- _The task_: Reproduce all of the data below without alteration; exclude every picture.

#### Recorded data

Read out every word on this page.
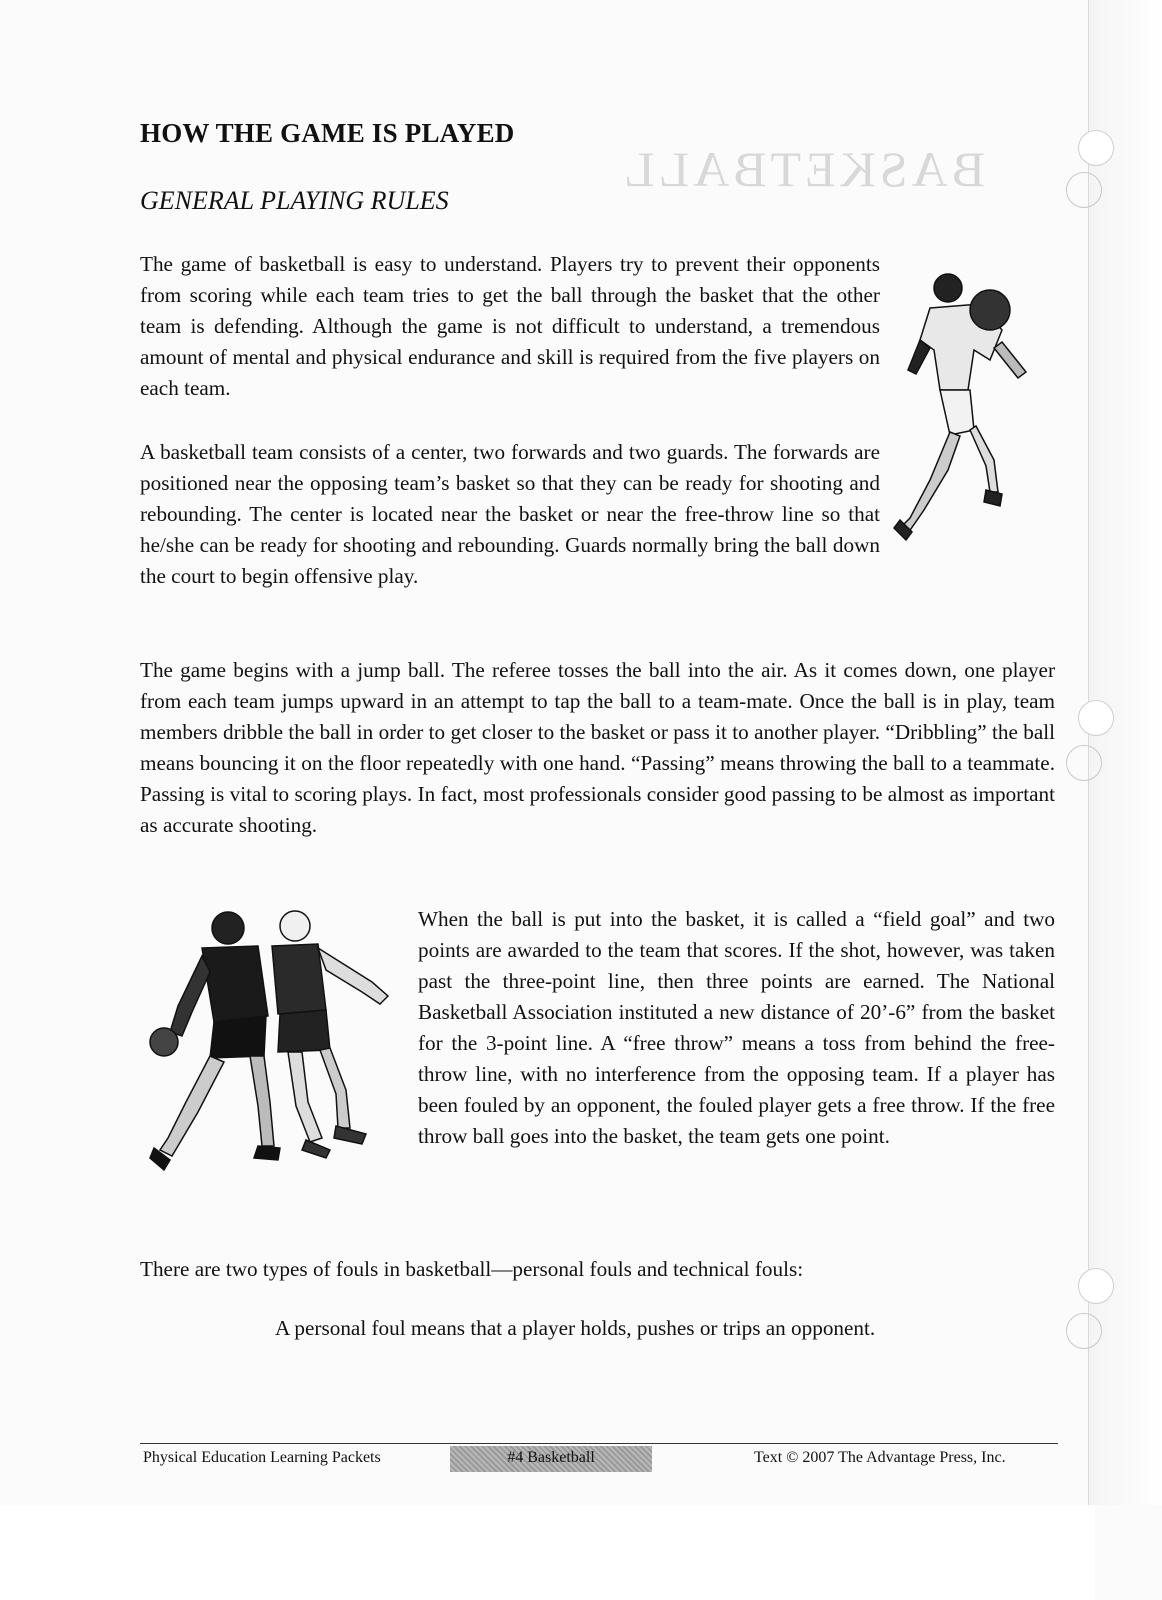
BASKETBALL
HOW THE GAME IS PLAYED
GENERAL PLAYING RULES

The game of basketball is easy to understand. Players try to prevent their opponents from scoring while each team tries to get the ball through the basket that the other team is defending. Although the game is not difficult to understand, a tremendous amount of mental and physical endurance and skill is required from the five players on each team.

A basketball team consists of a center, two forwards and two guards. The forwards are positioned near the opposing team’s basket so that they can be ready for shooting and rebounding. The center is located near the basket or near the free-throw line so that he/she can be ready for shooting and rebounding. Guards normally bring the ball down the court to begin offensive play.

The game begins with a jump ball. The referee tosses the ball into the air. As it comes down, one player from each team jumps upward in an attempt to tap the ball to a team-mate. Once the ball is in play, team members dribble the ball in order to get closer to the basket or pass it to another player. “Dribbling” the ball means bouncing it on the floor repeatedly with one hand. “Passing” means throwing the ball to a teammate. Passing is vital to scoring plays. In fact, most professionals consider good passing to be almost as important as accurate shooting.

When the ball is put into the basket, it is called a “field goal” and two points are awarded to the team that scores. If the shot, however, was taken past the three-point line, then three points are earned. The National Basketball Association instituted a new distance of 20’-6” from the basket for the 3-point line. A “free throw” means a toss from behind the free-throw line, with no interference from the opposing team. If a player has been fouled by an opponent, the fouled player gets a free throw. If the free throw ball goes into the basket, the team gets one point.

There are two types of fouls in basketball—personal fouls and technical fouls:

A personal foul means that a player holds, pushes or trips an opponent.

Physical Education Learning Packets	#4 Basketball	Text © 2007 The Advantage Press, Inc.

########

- _Exercise answer_:
Read out every word on this page.
BASKETBALL
HOW THE GAME IS PLAYED
GENERAL PLAYING RULES

The game of basketball is easy to understand. Players try to prevent their opponents from scoring while each team tries to get the ball through the basket that the other team is defending. Although the game is not difficult to understand, a tremendous amount of mental and physical endurance and skill is required from the five players on each team.

A basketball team consists of a center, two forwards and two guards. The forwards are positioned near the opposing team’s basket so that they can be ready for shooting and rebounding. The center is located near the basket or near the free-throw line so that he/she can be ready for shooting and rebounding. Guards normally bring the ball down the court to begin offensive play.

The game begins with a jump ball. The referee tosses the ball into the air. As it comes down, one player from each team jumps upward in an attempt to tap the ball to a team-mate. Once the ball is in play, team members dribble the ball in order to get closer to the basket or pass it to another player. “Dribbling” the ball means bouncing it on the floor repeatedly with one hand. “Passing” means throwing the ball to a teammate. Passing is vital to scoring plays. In fact, most professionals consider good passing to be almost as important as accurate shooting.

When the ball is put into the basket, it is called a “field goal” and two points are awarded to the team that scores. If the shot, however, was taken past the three-point line, then three points are earned. The National Basketball Association instituted a new distance of 20’-6” from the basket for the 3-point line. A “free throw” means a toss from behind the free-throw line, with no interference from the opposing team. If a player has been fouled by an opponent, the fouled player gets a free throw. If the free throw ball goes into the basket, the team gets one point.

There are two types of fouls in basketball—personal fouls and technical fouls:

A personal foul means that a player holds, pushes or trips an opponent.

Physical Education Learning Packets	#4 Basketball	Text © 2007 The Advantage Press, Inc.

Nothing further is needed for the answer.